**Items:**
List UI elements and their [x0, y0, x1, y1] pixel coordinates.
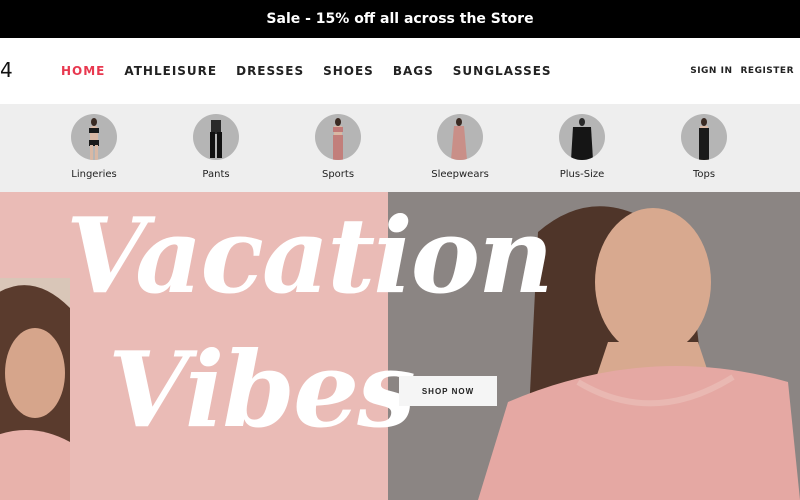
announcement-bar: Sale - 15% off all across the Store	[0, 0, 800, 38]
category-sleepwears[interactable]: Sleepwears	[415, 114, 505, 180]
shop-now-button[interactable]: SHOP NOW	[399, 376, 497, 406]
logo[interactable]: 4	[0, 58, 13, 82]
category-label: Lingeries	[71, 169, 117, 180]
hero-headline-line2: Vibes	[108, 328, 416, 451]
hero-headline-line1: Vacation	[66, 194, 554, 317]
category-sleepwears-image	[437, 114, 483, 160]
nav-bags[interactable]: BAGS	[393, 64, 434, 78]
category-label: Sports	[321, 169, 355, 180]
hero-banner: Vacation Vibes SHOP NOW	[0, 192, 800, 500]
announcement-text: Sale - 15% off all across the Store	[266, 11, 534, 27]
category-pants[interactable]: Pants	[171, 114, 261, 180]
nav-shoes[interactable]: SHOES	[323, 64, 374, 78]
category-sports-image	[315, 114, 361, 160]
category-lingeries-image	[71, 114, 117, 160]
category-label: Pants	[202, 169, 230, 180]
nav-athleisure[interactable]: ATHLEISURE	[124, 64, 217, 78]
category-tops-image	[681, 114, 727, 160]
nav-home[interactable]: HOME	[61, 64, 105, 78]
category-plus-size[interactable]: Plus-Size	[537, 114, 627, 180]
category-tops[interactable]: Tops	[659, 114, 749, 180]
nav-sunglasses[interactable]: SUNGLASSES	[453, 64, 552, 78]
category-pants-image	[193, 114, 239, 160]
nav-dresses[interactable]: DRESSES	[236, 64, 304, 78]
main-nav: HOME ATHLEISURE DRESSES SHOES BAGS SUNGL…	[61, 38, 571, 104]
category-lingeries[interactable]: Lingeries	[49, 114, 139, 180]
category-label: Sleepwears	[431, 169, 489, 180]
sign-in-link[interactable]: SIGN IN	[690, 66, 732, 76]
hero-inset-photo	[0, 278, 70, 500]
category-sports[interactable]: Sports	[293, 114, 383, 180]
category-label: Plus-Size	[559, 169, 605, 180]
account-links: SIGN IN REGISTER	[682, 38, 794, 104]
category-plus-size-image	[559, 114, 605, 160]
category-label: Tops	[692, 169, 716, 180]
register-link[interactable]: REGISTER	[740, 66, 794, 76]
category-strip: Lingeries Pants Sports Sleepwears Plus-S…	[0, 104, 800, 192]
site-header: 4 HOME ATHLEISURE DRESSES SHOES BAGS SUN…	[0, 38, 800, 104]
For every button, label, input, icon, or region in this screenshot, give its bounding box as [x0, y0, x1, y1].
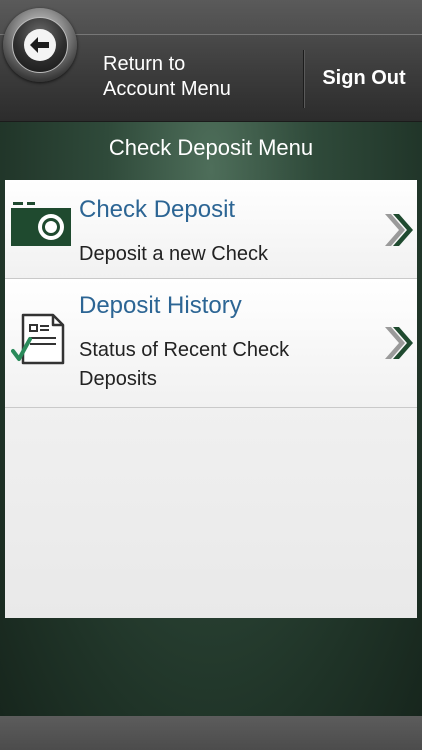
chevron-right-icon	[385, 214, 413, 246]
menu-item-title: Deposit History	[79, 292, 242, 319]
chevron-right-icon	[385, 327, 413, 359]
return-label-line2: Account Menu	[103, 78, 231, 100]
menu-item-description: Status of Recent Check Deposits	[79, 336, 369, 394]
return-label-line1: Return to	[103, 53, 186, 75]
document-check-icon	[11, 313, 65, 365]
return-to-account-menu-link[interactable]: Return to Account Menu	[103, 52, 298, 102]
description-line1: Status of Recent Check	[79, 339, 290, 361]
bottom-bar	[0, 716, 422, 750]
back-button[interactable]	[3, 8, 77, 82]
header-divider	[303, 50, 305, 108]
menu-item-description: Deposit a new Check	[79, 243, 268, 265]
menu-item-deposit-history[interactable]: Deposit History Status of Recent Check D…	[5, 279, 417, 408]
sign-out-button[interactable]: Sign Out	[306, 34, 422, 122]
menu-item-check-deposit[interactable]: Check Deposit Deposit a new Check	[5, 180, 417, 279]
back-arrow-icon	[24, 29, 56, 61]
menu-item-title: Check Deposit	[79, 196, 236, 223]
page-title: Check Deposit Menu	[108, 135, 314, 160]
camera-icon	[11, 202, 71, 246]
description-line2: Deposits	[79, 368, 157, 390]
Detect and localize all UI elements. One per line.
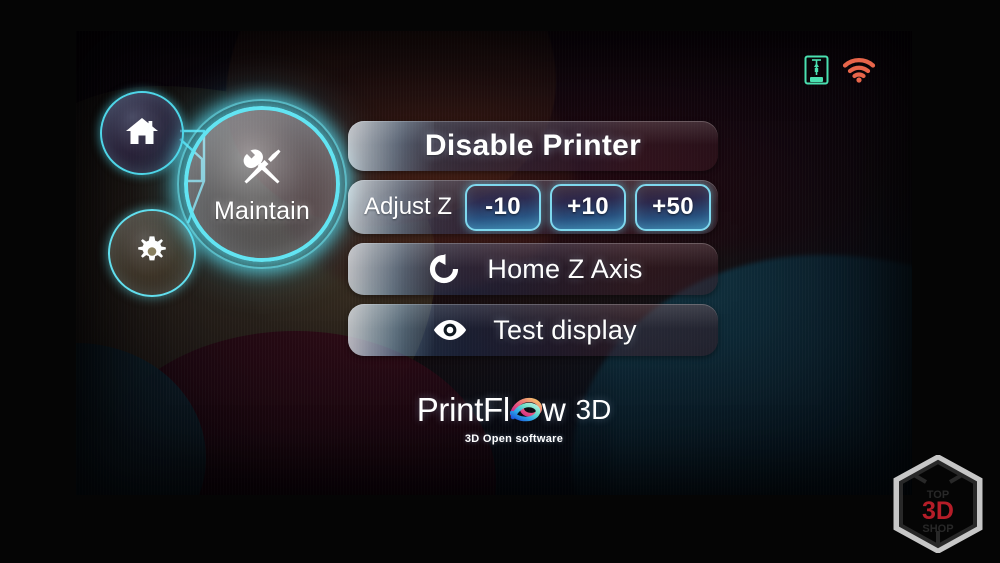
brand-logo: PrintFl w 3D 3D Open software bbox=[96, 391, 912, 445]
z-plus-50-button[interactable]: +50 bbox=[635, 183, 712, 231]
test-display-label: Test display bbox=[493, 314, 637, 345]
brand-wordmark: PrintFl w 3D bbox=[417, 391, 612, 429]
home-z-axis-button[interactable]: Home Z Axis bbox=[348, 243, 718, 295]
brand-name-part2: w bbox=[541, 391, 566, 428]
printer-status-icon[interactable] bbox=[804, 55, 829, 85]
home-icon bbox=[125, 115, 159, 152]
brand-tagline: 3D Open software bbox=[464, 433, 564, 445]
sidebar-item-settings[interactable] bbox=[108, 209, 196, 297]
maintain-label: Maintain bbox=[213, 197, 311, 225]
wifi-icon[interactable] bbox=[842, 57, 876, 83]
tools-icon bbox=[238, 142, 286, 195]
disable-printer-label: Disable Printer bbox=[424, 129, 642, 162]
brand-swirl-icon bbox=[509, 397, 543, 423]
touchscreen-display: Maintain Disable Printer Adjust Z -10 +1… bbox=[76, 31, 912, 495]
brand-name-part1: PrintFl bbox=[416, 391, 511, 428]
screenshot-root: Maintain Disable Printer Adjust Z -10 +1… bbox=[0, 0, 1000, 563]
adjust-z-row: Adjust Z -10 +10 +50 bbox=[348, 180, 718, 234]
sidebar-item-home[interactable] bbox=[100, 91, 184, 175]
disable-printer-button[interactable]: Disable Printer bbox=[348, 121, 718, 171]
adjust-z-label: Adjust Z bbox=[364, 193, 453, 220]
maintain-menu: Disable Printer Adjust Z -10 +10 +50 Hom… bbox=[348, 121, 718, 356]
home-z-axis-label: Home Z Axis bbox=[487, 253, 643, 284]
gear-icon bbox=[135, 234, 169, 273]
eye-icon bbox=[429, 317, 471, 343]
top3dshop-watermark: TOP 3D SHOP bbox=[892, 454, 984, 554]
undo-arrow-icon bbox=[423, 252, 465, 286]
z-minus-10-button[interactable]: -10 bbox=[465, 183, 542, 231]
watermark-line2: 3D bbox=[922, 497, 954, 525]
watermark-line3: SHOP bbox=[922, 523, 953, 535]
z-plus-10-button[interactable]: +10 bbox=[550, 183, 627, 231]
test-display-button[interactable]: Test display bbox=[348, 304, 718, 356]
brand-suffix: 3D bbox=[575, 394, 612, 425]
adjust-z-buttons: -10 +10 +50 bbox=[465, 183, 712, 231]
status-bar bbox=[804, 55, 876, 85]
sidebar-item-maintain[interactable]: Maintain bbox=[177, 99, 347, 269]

**Instructions to follow:**
Copy every line of the records above verbatim, leaving out the pictures.

**Response to this task:**
List UI elements and their [x0, y0, x1, y1] pixel coordinates.
announcement-bar: Sale - 15% off all across the Store	[0, 0, 800, 38]
category-sleepwears[interactable]: Sleepwears	[415, 114, 505, 180]
shop-now-button[interactable]: SHOP NOW	[399, 376, 497, 406]
logo[interactable]: 4	[0, 58, 13, 82]
category-label: Lingeries	[71, 169, 117, 180]
hero-headline-line2: Vibes	[108, 328, 416, 451]
hero-headline-line1: Vacation	[66, 194, 554, 317]
category-sleepwears-image	[437, 114, 483, 160]
nav-bags[interactable]: BAGS	[393, 64, 434, 78]
category-label: Sports	[321, 169, 355, 180]
hero-banner: Vacation Vibes SHOP NOW	[0, 192, 800, 500]
announcement-text: Sale - 15% off all across the Store	[266, 11, 534, 27]
category-pants[interactable]: Pants	[171, 114, 261, 180]
nav-shoes[interactable]: SHOES	[323, 64, 374, 78]
category-sports-image	[315, 114, 361, 160]
category-lingeries-image	[71, 114, 117, 160]
category-label: Pants	[202, 169, 230, 180]
nav-athleisure[interactable]: ATHLEISURE	[124, 64, 217, 78]
category-tops-image	[681, 114, 727, 160]
nav-home[interactable]: HOME	[61, 64, 105, 78]
category-plus-size[interactable]: Plus-Size	[537, 114, 627, 180]
category-tops[interactable]: Tops	[659, 114, 749, 180]
nav-sunglasses[interactable]: SUNGLASSES	[453, 64, 552, 78]
category-pants-image	[193, 114, 239, 160]
nav-dresses[interactable]: DRESSES	[236, 64, 304, 78]
main-nav: HOME ATHLEISURE DRESSES SHOES BAGS SUNGL…	[61, 38, 571, 104]
category-lingeries[interactable]: Lingeries	[49, 114, 139, 180]
category-label: Sleepwears	[431, 169, 489, 180]
sign-in-link[interactable]: SIGN IN	[690, 66, 732, 76]
hero-inset-photo	[0, 278, 70, 500]
category-sports[interactable]: Sports	[293, 114, 383, 180]
category-label: Plus-Size	[559, 169, 605, 180]
account-links: SIGN IN REGISTER	[682, 38, 794, 104]
category-plus-size-image	[559, 114, 605, 160]
category-label: Tops	[692, 169, 716, 180]
register-link[interactable]: REGISTER	[740, 66, 794, 76]
category-strip: Lingeries Pants Sports Sleepwears Plus-S…	[0, 104, 800, 192]
site-header: 4 HOME ATHLEISURE DRESSES SHOES BAGS SUN…	[0, 38, 800, 104]
For every button, label, input, icon, or region in this screenshot, give its bounding box as [x0, y0, x1, y1].
chevron-right-icon	[385, 214, 413, 246]
menu-item-title: Deposit History	[79, 292, 242, 319]
chevron-right-icon	[385, 327, 413, 359]
return-label-line2: Account Menu	[103, 78, 231, 100]
menu-item-description: Status of Recent Check Deposits	[79, 336, 369, 394]
return-label-line1: Return to	[103, 53, 186, 75]
document-check-icon	[11, 313, 65, 365]
return-to-account-menu-link[interactable]: Return to Account Menu	[103, 52, 298, 102]
description-line1: Status of Recent Check	[79, 339, 290, 361]
bottom-bar	[0, 716, 422, 750]
back-button[interactable]	[3, 8, 77, 82]
header-divider	[303, 50, 305, 108]
menu-item-description: Deposit a new Check	[79, 243, 268, 265]
menu-item-deposit-history[interactable]: Deposit History Status of Recent Check D…	[5, 279, 417, 408]
sign-out-button[interactable]: Sign Out	[306, 34, 422, 122]
menu-item-check-deposit[interactable]: Check Deposit Deposit a new Check	[5, 180, 417, 279]
back-arrow-icon	[24, 29, 56, 61]
menu-item-title: Check Deposit	[79, 196, 236, 223]
page-title: Check Deposit Menu	[108, 135, 314, 160]
camera-icon	[11, 202, 71, 246]
description-line2: Deposits	[79, 368, 157, 390]
Detect and localize all UI elements. One per line.
brand-logo: PrintFl w 3D 3D Open software bbox=[96, 391, 912, 445]
z-plus-50-button[interactable]: +50 bbox=[635, 183, 712, 231]
test-display-label: Test display bbox=[493, 314, 637, 345]
brand-wordmark: PrintFl w 3D bbox=[417, 391, 612, 429]
home-z-axis-button[interactable]: Home Z Axis bbox=[348, 243, 718, 295]
brand-name-part2: w bbox=[541, 391, 566, 428]
printer-status-icon[interactable] bbox=[804, 55, 829, 85]
home-icon bbox=[125, 115, 159, 152]
brand-tagline: 3D Open software bbox=[464, 433, 564, 445]
sidebar-item-settings[interactable] bbox=[108, 209, 196, 297]
maintain-label: Maintain bbox=[213, 197, 311, 225]
wifi-icon[interactable] bbox=[842, 57, 876, 83]
tools-icon bbox=[238, 142, 286, 195]
disable-printer-label: Disable Printer bbox=[424, 129, 642, 162]
brand-swirl-icon bbox=[509, 397, 543, 423]
touchscreen-display: Maintain Disable Printer Adjust Z -10 +1… bbox=[76, 31, 912, 495]
brand-name-part1: PrintFl bbox=[416, 391, 511, 428]
screenshot-root: Maintain Disable Printer Adjust Z -10 +1… bbox=[0, 0, 1000, 563]
adjust-z-row: Adjust Z -10 +10 +50 bbox=[348, 180, 718, 234]
sidebar-item-home[interactable] bbox=[100, 91, 184, 175]
disable-printer-button[interactable]: Disable Printer bbox=[348, 121, 718, 171]
adjust-z-label: Adjust Z bbox=[364, 193, 453, 220]
maintain-menu: Disable Printer Adjust Z -10 +10 +50 Hom… bbox=[348, 121, 718, 356]
home-z-axis-label: Home Z Axis bbox=[487, 253, 643, 284]
gear-icon bbox=[135, 234, 169, 273]
eye-icon bbox=[429, 317, 471, 343]
top3dshop-watermark: TOP 3D SHOP bbox=[892, 454, 984, 554]
undo-arrow-icon bbox=[423, 252, 465, 286]
z-minus-10-button[interactable]: -10 bbox=[465, 183, 542, 231]
watermark-line2: 3D bbox=[922, 497, 954, 525]
watermark-line3: SHOP bbox=[922, 523, 953, 535]
z-plus-10-button[interactable]: +10 bbox=[550, 183, 627, 231]
test-display-button[interactable]: Test display bbox=[348, 304, 718, 356]
brand-suffix: 3D bbox=[575, 394, 612, 425]
adjust-z-buttons: -10 +10 +50 bbox=[465, 183, 712, 231]
status-bar bbox=[804, 55, 876, 85]
sidebar-item-maintain[interactable]: Maintain bbox=[177, 99, 347, 269]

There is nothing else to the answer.